*Written task:*
Skip the images. Copy the records exactly as written.

★ ★ ★

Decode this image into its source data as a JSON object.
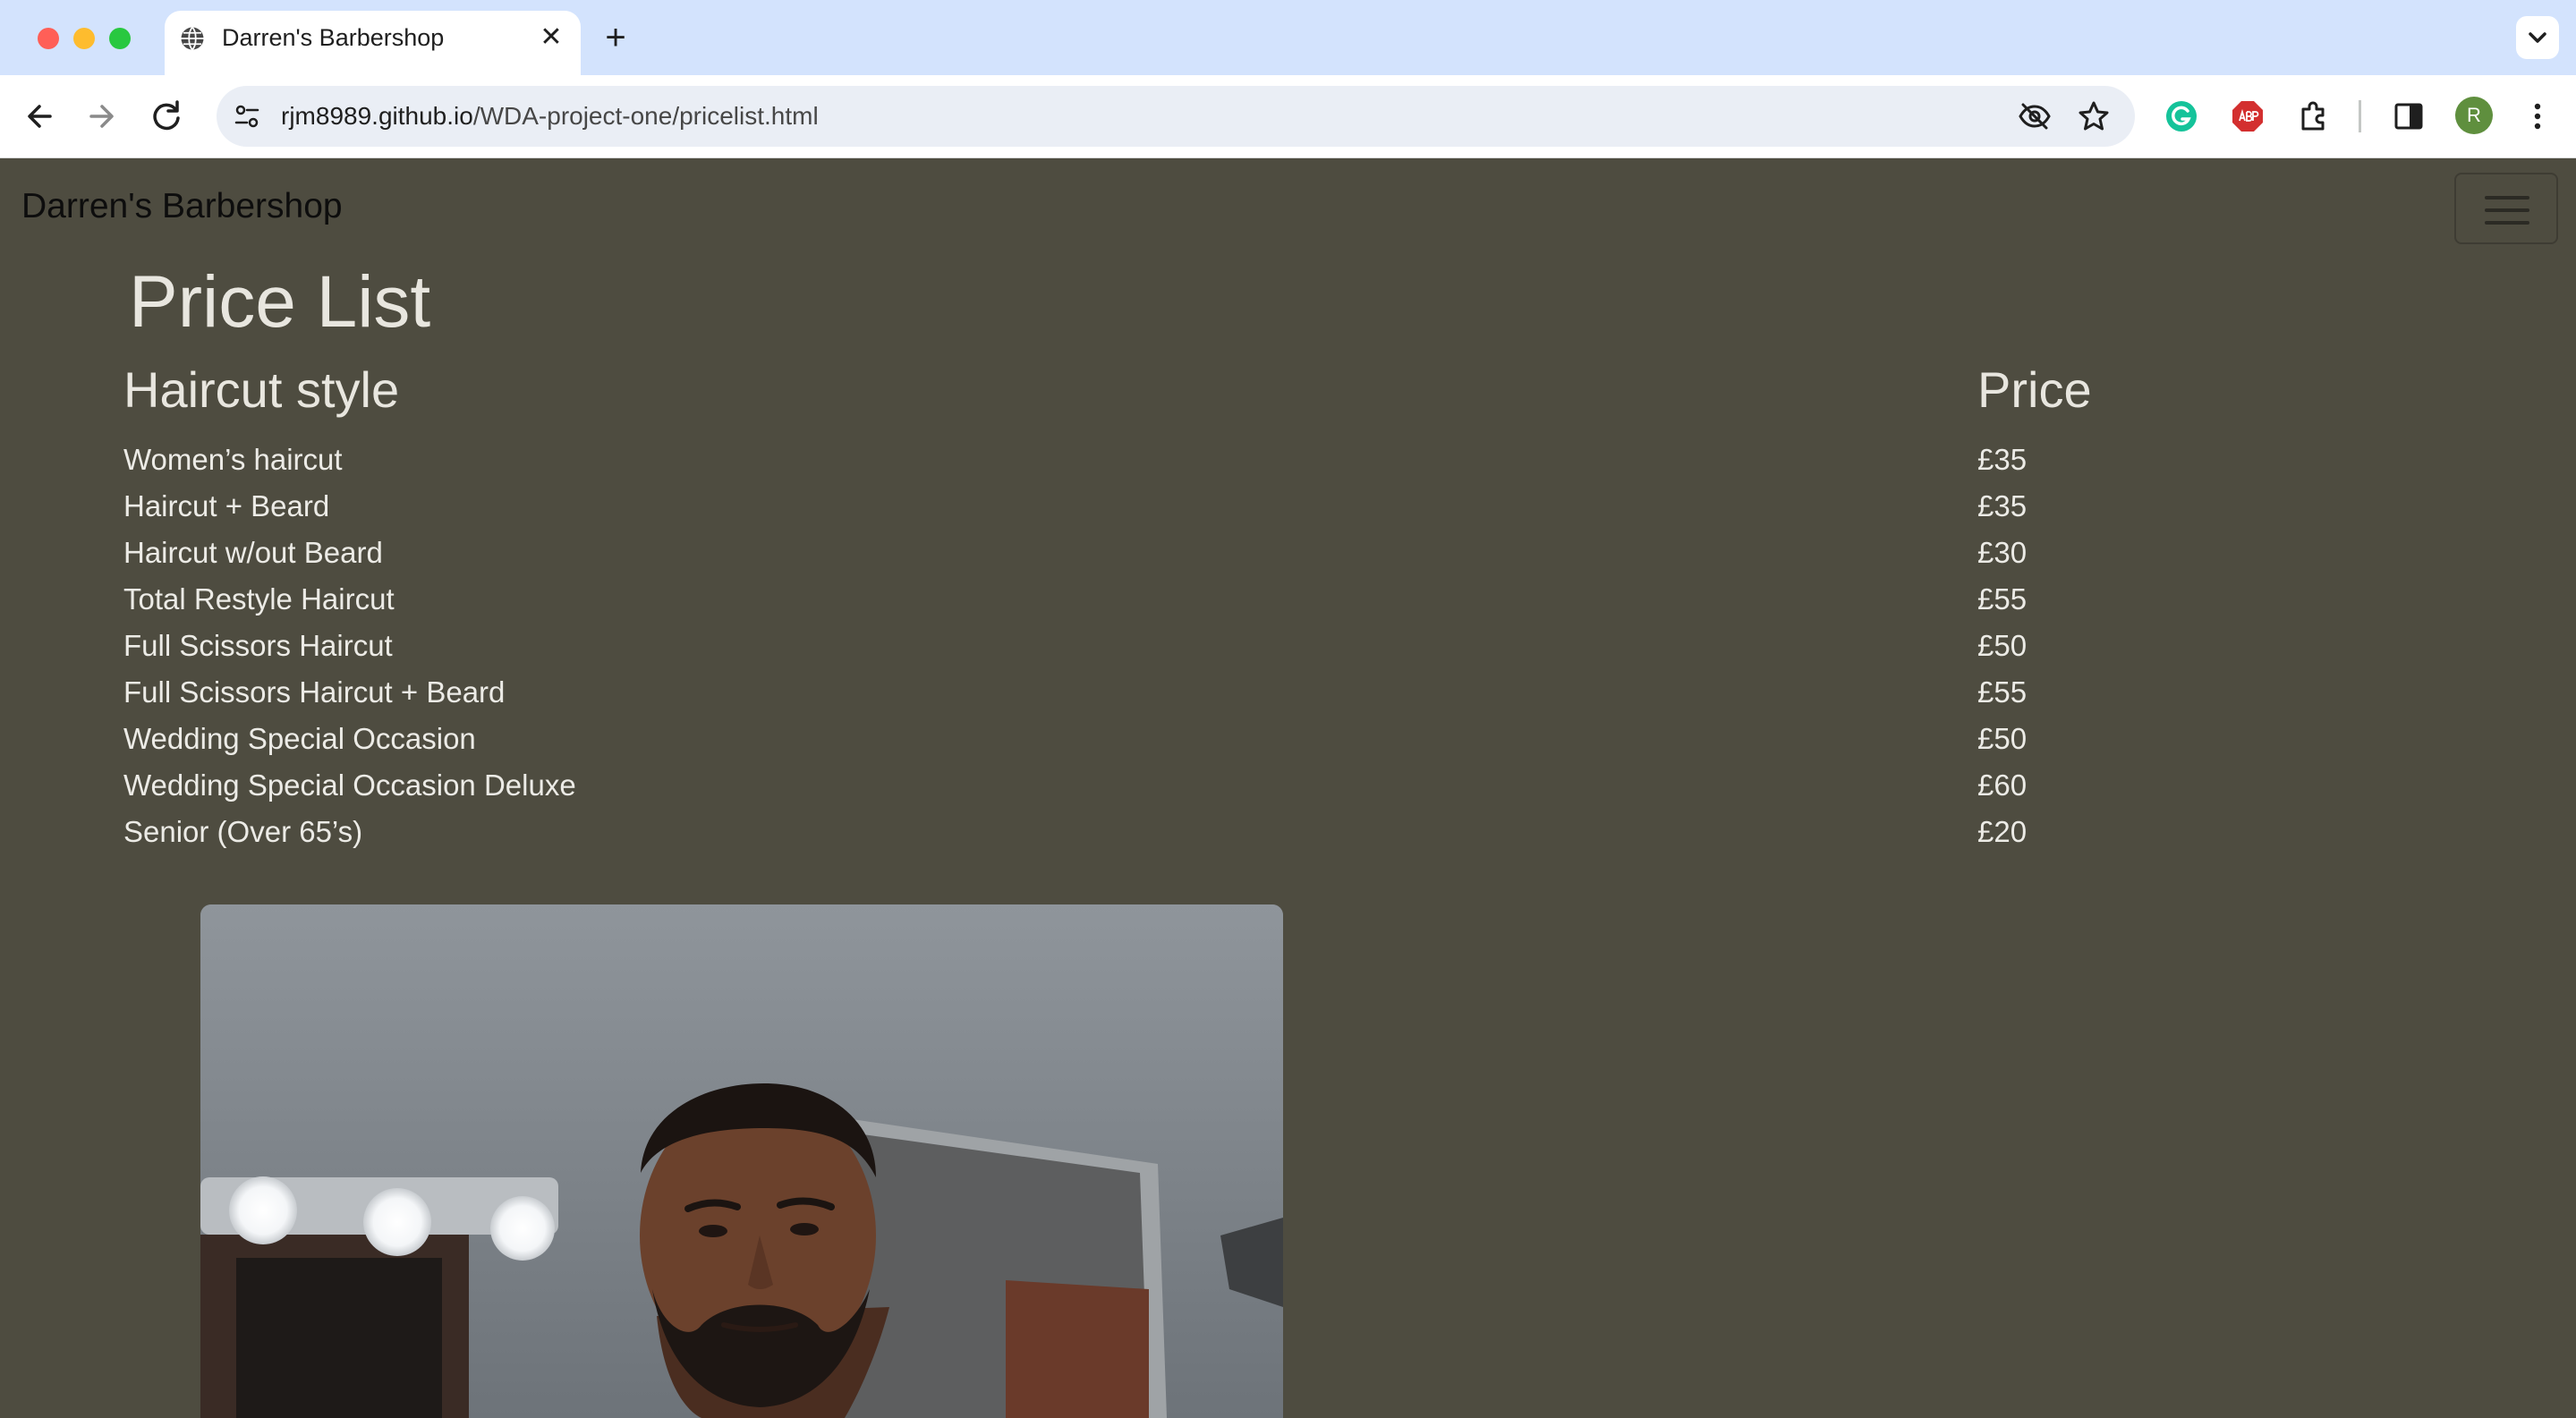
{
  "browser": {
    "tab_title": "Darren's Barbershop",
    "close_tab_glyph": "✕",
    "new_tab_glyph": "+",
    "url_domain": "rjm8989.github.io",
    "url_path": "/WDA-project-one/pricelist.html",
    "avatar_letter": "R",
    "icons": [
      "back-icon",
      "forward-icon",
      "reload-icon",
      "site-info-icon",
      "eye-off-icon",
      "star-icon",
      "grammarly-icon",
      "adblock-icon",
      "extensions-icon",
      "side-panel-icon",
      "menu-icon"
    ]
  },
  "site": {
    "brand": "Darren's Barbershop"
  },
  "pricelist": {
    "title": "Price List",
    "col_style": "Haircut style",
    "col_price": "Price",
    "rows": [
      {
        "style": "Women’s haircut",
        "price": "£35"
      },
      {
        "style": "Haircut + Beard",
        "price": "£35"
      },
      {
        "style": "Haircut w/out Beard",
        "price": "£30"
      },
      {
        "style": "Total Restyle Haircut",
        "price": "£55"
      },
      {
        "style": "Full Scissors Haircut",
        "price": "£50"
      },
      {
        "style": "Full Scissors Haircut + Beard",
        "price": "£55"
      },
      {
        "style": "Wedding Special Occasion",
        "price": "£50"
      },
      {
        "style": "Wedding Special Occasion Deluxe",
        "price": "£60"
      },
      {
        "style": "Senior (Over 65’s)",
        "price": "£20"
      }
    ]
  },
  "colors": {
    "page_bg": "#4e4c40",
    "text_light": "#ecebe6",
    "tab_strip": "#d3e3fd"
  }
}
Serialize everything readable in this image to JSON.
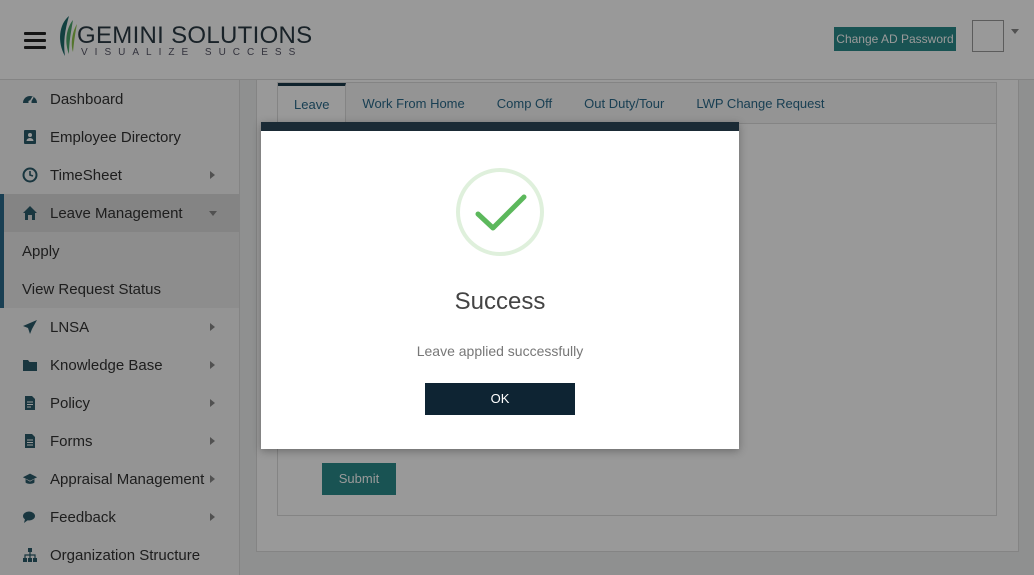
{
  "header": {
    "logo_main": "GEMINI SOLUTIONS",
    "logo_tagline": "VISUALIZE SUCCESS",
    "change_password_label": "Change AD Password"
  },
  "sidebar": {
    "items": [
      {
        "label": "Dashboard",
        "icon": "dashboard-icon",
        "has_arrow": false
      },
      {
        "label": "Employee Directory",
        "icon": "directory-icon",
        "has_arrow": false
      },
      {
        "label": "TimeSheet",
        "icon": "clock-icon",
        "has_arrow": true
      },
      {
        "label": "Leave Management",
        "icon": "home-icon",
        "has_arrow": true,
        "expanded": true
      },
      {
        "label": "LNSA",
        "icon": "paper-plane-icon",
        "has_arrow": true
      },
      {
        "label": "Knowledge Base",
        "icon": "folder-icon",
        "has_arrow": true
      },
      {
        "label": "Policy",
        "icon": "document-icon",
        "has_arrow": true
      },
      {
        "label": "Forms",
        "icon": "form-icon",
        "has_arrow": true
      },
      {
        "label": "Appraisal Management",
        "icon": "graduation-cap-icon",
        "has_arrow": true
      },
      {
        "label": "Feedback",
        "icon": "comments-icon",
        "has_arrow": true
      },
      {
        "label": "Organization Structure",
        "icon": "sitemap-icon",
        "has_arrow": false
      }
    ],
    "leave_subitems": [
      "Apply",
      "View Request Status"
    ]
  },
  "tabs": [
    "Leave",
    "Work From Home",
    "Comp Off",
    "Out Duty/Tour",
    "LWP Change Request"
  ],
  "form": {
    "submit_label": "Submit"
  },
  "modal": {
    "title": "Success",
    "message": "Leave applied successfully",
    "ok_label": "OK"
  },
  "colors": {
    "accent": "#2a8a8a",
    "modal_header": "#1a2a35",
    "ok_button": "#0e2433",
    "check_green": "#5cb85c"
  }
}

★ ★ ★

*Exercise output:*
Decode this image into its source data as a JSON object.
{
  "browser": {
    "tab_title": "Darren's Barbershop",
    "close_tab_glyph": "✕",
    "new_tab_glyph": "+",
    "url_domain": "rjm8989.github.io",
    "url_path": "/WDA-project-one/pricelist.html",
    "avatar_letter": "R",
    "icons": [
      "back-icon",
      "forward-icon",
      "reload-icon",
      "site-info-icon",
      "eye-off-icon",
      "star-icon",
      "grammarly-icon",
      "adblock-icon",
      "extensions-icon",
      "side-panel-icon",
      "menu-icon"
    ]
  },
  "site": {
    "brand": "Darren's Barbershop"
  },
  "pricelist": {
    "title": "Price List",
    "col_style": "Haircut style",
    "col_price": "Price",
    "rows": [
      {
        "style": "Women’s haircut",
        "price": "£35"
      },
      {
        "style": "Haircut + Beard",
        "price": "£35"
      },
      {
        "style": "Haircut w/out Beard",
        "price": "£30"
      },
      {
        "style": "Total Restyle Haircut",
        "price": "£55"
      },
      {
        "style": "Full Scissors Haircut",
        "price": "£50"
      },
      {
        "style": "Full Scissors Haircut + Beard",
        "price": "£55"
      },
      {
        "style": "Wedding Special Occasion",
        "price": "£50"
      },
      {
        "style": "Wedding Special Occasion Deluxe",
        "price": "£60"
      },
      {
        "style": "Senior (Over 65’s)",
        "price": "£20"
      }
    ]
  },
  "colors": {
    "page_bg": "#4e4c40",
    "text_light": "#ecebe6",
    "tab_strip": "#d3e3fd"
  }
}
Serialize everything readable in this image to JSON.
{
  "header": {
    "logo_main": "GEMINI SOLUTIONS",
    "logo_tagline": "VISUALIZE SUCCESS",
    "change_password_label": "Change AD Password"
  },
  "sidebar": {
    "items": [
      {
        "label": "Dashboard",
        "icon": "dashboard-icon",
        "has_arrow": false
      },
      {
        "label": "Employee Directory",
        "icon": "directory-icon",
        "has_arrow": false
      },
      {
        "label": "TimeSheet",
        "icon": "clock-icon",
        "has_arrow": true
      },
      {
        "label": "Leave Management",
        "icon": "home-icon",
        "has_arrow": true,
        "expanded": true
      },
      {
        "label": "LNSA",
        "icon": "paper-plane-icon",
        "has_arrow": true
      },
      {
        "label": "Knowledge Base",
        "icon": "folder-icon",
        "has_arrow": true
      },
      {
        "label": "Policy",
        "icon": "document-icon",
        "has_arrow": true
      },
      {
        "label": "Forms",
        "icon": "form-icon",
        "has_arrow": true
      },
      {
        "label": "Appraisal Management",
        "icon": "graduation-cap-icon",
        "has_arrow": true
      },
      {
        "label": "Feedback",
        "icon": "comments-icon",
        "has_arrow": true
      },
      {
        "label": "Organization Structure",
        "icon": "sitemap-icon",
        "has_arrow": false
      }
    ],
    "leave_subitems": [
      "Apply",
      "View Request Status"
    ]
  },
  "tabs": [
    "Leave",
    "Work From Home",
    "Comp Off",
    "Out Duty/Tour",
    "LWP Change Request"
  ],
  "form": {
    "submit_label": "Submit"
  },
  "modal": {
    "title": "Success",
    "message": "Leave applied successfully",
    "ok_label": "OK"
  },
  "colors": {
    "accent": "#2a8a8a",
    "modal_header": "#1a2a35",
    "ok_button": "#0e2433",
    "check_green": "#5cb85c"
  }
}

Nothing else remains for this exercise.